### RECORD LIST
::::::::::
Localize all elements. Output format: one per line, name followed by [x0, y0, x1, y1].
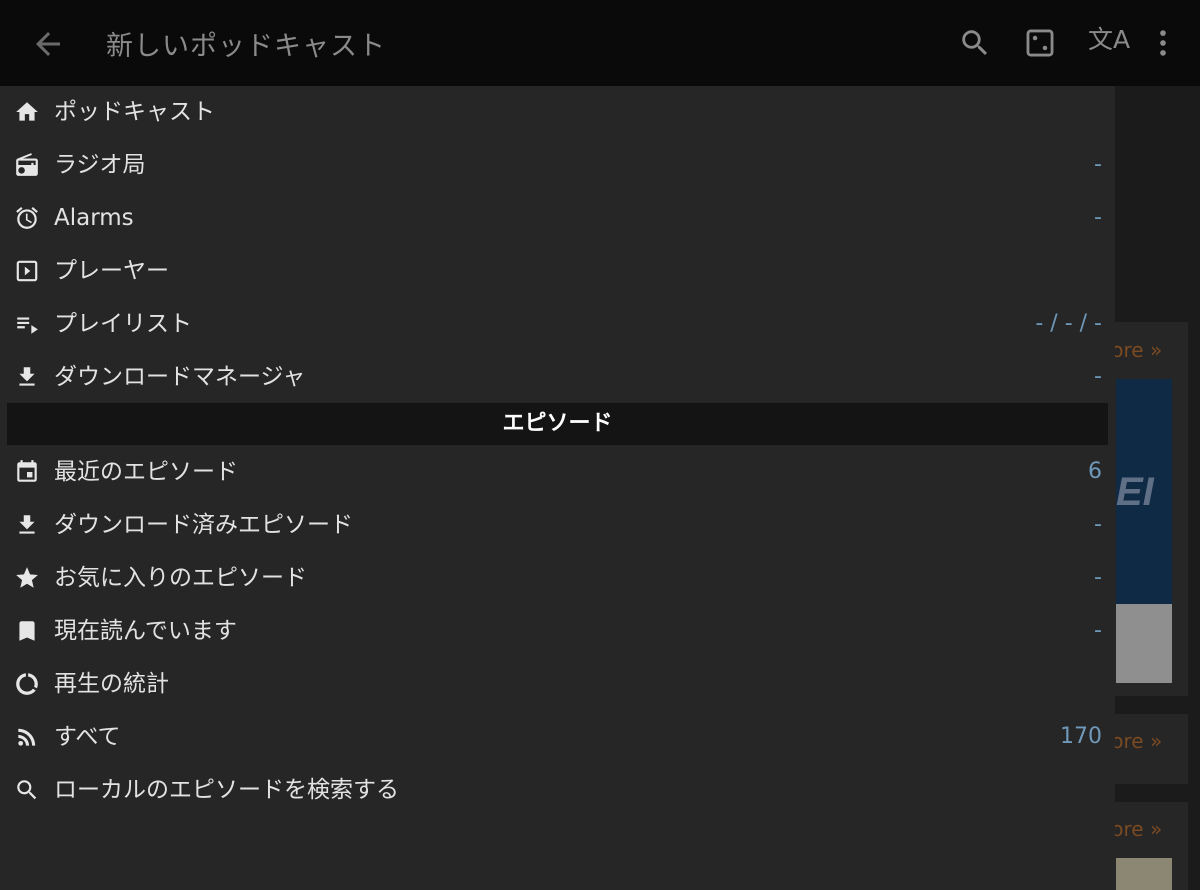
alarm-icon: [14, 205, 40, 231]
background-artwork-logo: EI: [1116, 470, 1154, 514]
dice-icon[interactable]: [1023, 26, 1057, 60]
drawer-item-playback-stats[interactable]: 再生の統計: [0, 658, 1115, 710]
drawer-item-label: 最近のエピソード: [54, 459, 238, 485]
drawer-item-count: -: [1094, 152, 1102, 177]
background-podcast-artwork-footer: [1116, 604, 1172, 683]
rss-icon: [14, 724, 40, 750]
drawer-item-label: ダウンロードマネージャ: [54, 364, 306, 390]
drawer-item-podcasts[interactable]: ポッドキャスト: [0, 86, 1115, 138]
search-icon: [14, 777, 40, 803]
drawer-item-count: -: [1094, 565, 1102, 590]
navigation-drawer: ポッドキャスト ラジオ局 - Alarms - プレーヤー プレイリスト - /…: [0, 86, 1115, 890]
arrow-back-icon[interactable]: [30, 26, 66, 62]
background-podcast-thumbnail: [1116, 858, 1172, 890]
download-icon: [14, 512, 40, 538]
search-icon[interactable]: [958, 26, 992, 60]
playlist-icon: [14, 311, 40, 337]
home-icon: [14, 99, 40, 125]
drawer-item-count: -: [1094, 618, 1102, 643]
drawer-item-count: - / - / -: [1035, 311, 1102, 336]
play-box-icon: [14, 258, 40, 284]
calendar-icon: [14, 459, 40, 485]
drawer-item-all-episodes[interactable]: すべて 170: [0, 711, 1115, 763]
drawer-item-playlists[interactable]: プレイリスト - / - / -: [0, 298, 1115, 350]
drawer-item-label: すべて: [54, 724, 121, 750]
drawer-item-label: 再生の統計: [54, 671, 169, 697]
drawer-item-search-local-episodes[interactable]: ローカルのエピソードを検索する: [0, 764, 1115, 816]
download-icon: [14, 364, 40, 390]
drawer-item-label: Alarms: [54, 205, 134, 231]
section-title: エピソード: [502, 411, 613, 436]
drawer-item-count: -: [1094, 205, 1102, 230]
drawer-item-label: プレーヤー: [54, 258, 169, 284]
drawer-item-radio-stations[interactable]: ラジオ局 -: [0, 139, 1115, 191]
bookmark-icon: [14, 618, 40, 644]
drawer-item-favorite-episodes[interactable]: お気に入りのエピソード -: [0, 552, 1115, 604]
drawer-item-downloaded-episodes[interactable]: ダウンロード済みエピソード -: [0, 499, 1115, 551]
drawer-item-label: プレイリスト: [54, 311, 192, 337]
star-icon: [14, 565, 40, 591]
drawer-item-label: ラジオ局: [54, 152, 146, 178]
section-header-episodes: エピソード: [7, 403, 1108, 445]
drawer-item-recent-episodes[interactable]: 最近のエピソード 6: [0, 446, 1115, 498]
drawer-item-currently-reading[interactable]: 現在読んでいます -: [0, 605, 1115, 657]
drawer-item-label: 現在読んでいます: [54, 618, 237, 644]
drawer-item-label: お気に入りのエピソード: [54, 565, 307, 591]
more-vert-icon[interactable]: [1146, 26, 1180, 60]
radio-icon: [14, 152, 40, 178]
drawer-item-download-manager[interactable]: ダウンロードマネージャ -: [0, 351, 1115, 403]
translate-icon[interactable]: 文A: [1088, 27, 1130, 52]
drawer-item-alarms[interactable]: Alarms -: [0, 192, 1115, 244]
drawer-item-count: 170: [1060, 724, 1102, 749]
donut-chart-icon: [14, 671, 40, 697]
drawer-item-label: ダウンロード済みエピソード: [54, 512, 353, 538]
drawer-item-player[interactable]: プレーヤー: [0, 245, 1115, 297]
drawer-item-count: -: [1094, 512, 1102, 537]
app-window: EI More » More » More » 新しいポッドキャスト 文A ポッ…: [0, 0, 1200, 890]
drawer-item-label: ポッドキャスト: [54, 99, 215, 125]
drawer-item-label: ローカルのエピソードを検索する: [54, 777, 399, 803]
drawer-item-count: -: [1094, 364, 1102, 389]
top-app-bar: 新しいポッドキャスト 文A: [0, 0, 1200, 86]
page-title: 新しいポッドキャスト: [106, 31, 386, 62]
drawer-item-count: 6: [1088, 459, 1102, 484]
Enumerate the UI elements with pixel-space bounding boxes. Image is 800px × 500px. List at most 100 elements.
::::::::::
### TASK REQUIREMENTS
Copy all of the data above line for line without changing anything, and leave the pictures out.

### SOLUTION TO THIS PROBLEM
Localize all elements. Output format: one per line, name followed by [x0, y0, x1, y1].
alarm-icon: [14, 205, 40, 231]
background-artwork-logo: EI: [1116, 470, 1154, 514]
dice-icon[interactable]: [1023, 26, 1057, 60]
drawer-item-playback-stats[interactable]: 再生の統計: [0, 658, 1115, 710]
drawer-item-label: 最近のエピソード: [54, 459, 238, 485]
drawer-item-count: -: [1094, 152, 1102, 177]
background-podcast-artwork-footer: [1116, 604, 1172, 683]
rss-icon: [14, 724, 40, 750]
drawer-item-label: ダウンロードマネージャ: [54, 364, 306, 390]
drawer-item-podcasts[interactable]: ポッドキャスト: [0, 86, 1115, 138]
search-icon: [14, 777, 40, 803]
drawer-item-count: -: [1094, 565, 1102, 590]
navigation-drawer: ポッドキャスト ラジオ局 - Alarms - プレーヤー プレイリスト - /…: [0, 86, 1115, 890]
arrow-back-icon[interactable]: [30, 26, 66, 62]
background-podcast-thumbnail: [1116, 858, 1172, 890]
download-icon: [14, 512, 40, 538]
search-icon[interactable]: [958, 26, 992, 60]
playlist-icon: [14, 311, 40, 337]
home-icon: [14, 99, 40, 125]
drawer-item-count: -: [1094, 618, 1102, 643]
drawer-item-count: - / - / -: [1035, 311, 1102, 336]
play-box-icon: [14, 258, 40, 284]
calendar-icon: [14, 459, 40, 485]
drawer-item-all-episodes[interactable]: すべて 170: [0, 711, 1115, 763]
drawer-item-playlists[interactable]: プレイリスト - / - / -: [0, 298, 1115, 350]
drawer-item-label: すべて: [54, 724, 121, 750]
drawer-item-label: 再生の統計: [54, 671, 169, 697]
drawer-item-search-local-episodes[interactable]: ローカルのエピソードを検索する: [0, 764, 1115, 816]
download-icon: [14, 364, 40, 390]
drawer-item-label: Alarms: [54, 205, 134, 231]
section-title: エピソード: [502, 411, 613, 436]
drawer-item-count: -: [1094, 205, 1102, 230]
drawer-item-label: プレーヤー: [54, 258, 169, 284]
drawer-item-radio-stations[interactable]: ラジオ局 -: [0, 139, 1115, 191]
bookmark-icon: [14, 618, 40, 644]
drawer-item-favorite-episodes[interactable]: お気に入りのエピソード -: [0, 552, 1115, 604]
drawer-item-downloaded-episodes[interactable]: ダウンロード済みエピソード -: [0, 499, 1115, 551]
drawer-item-label: プレイリスト: [54, 311, 192, 337]
star-icon: [14, 565, 40, 591]
drawer-item-label: ラジオ局: [54, 152, 146, 178]
section-header-episodes: エピソード: [7, 403, 1108, 445]
drawer-item-recent-episodes[interactable]: 最近のエピソード 6: [0, 446, 1115, 498]
drawer-item-currently-reading[interactable]: 現在読んでいます -: [0, 605, 1115, 657]
drawer-item-label: 現在読んでいます: [54, 618, 237, 644]
drawer-item-label: お気に入りのエピソード: [54, 565, 307, 591]
more-vert-icon[interactable]: [1146, 26, 1180, 60]
radio-icon: [14, 152, 40, 178]
drawer-item-download-manager[interactable]: ダウンロードマネージャ -: [0, 351, 1115, 403]
translate-icon[interactable]: 文A: [1088, 27, 1130, 52]
drawer-item-alarms[interactable]: Alarms -: [0, 192, 1115, 244]
drawer-item-count: 170: [1060, 724, 1102, 749]
donut-chart-icon: [14, 671, 40, 697]
drawer-item-label: ダウンロード済みエピソード: [54, 512, 353, 538]
drawer-item-player[interactable]: プレーヤー: [0, 245, 1115, 297]
drawer-item-count: -: [1094, 512, 1102, 537]
app-window: EI More » More » More » 新しいポッドキャスト 文A ポッ…: [0, 0, 1200, 890]
drawer-item-label: ポッドキャスト: [54, 99, 215, 125]
drawer-item-label: ローカルのエピソードを検索する: [54, 777, 399, 803]
drawer-item-count: -: [1094, 364, 1102, 389]
top-app-bar: 新しいポッドキャスト 文A: [0, 0, 1200, 86]
page-title: 新しいポッドキャスト: [106, 31, 386, 62]
drawer-item-count: 6: [1088, 459, 1102, 484]
Enumerate the UI elements with pixel-space bounding boxes. Image is 800px × 500px. List at most 100 elements.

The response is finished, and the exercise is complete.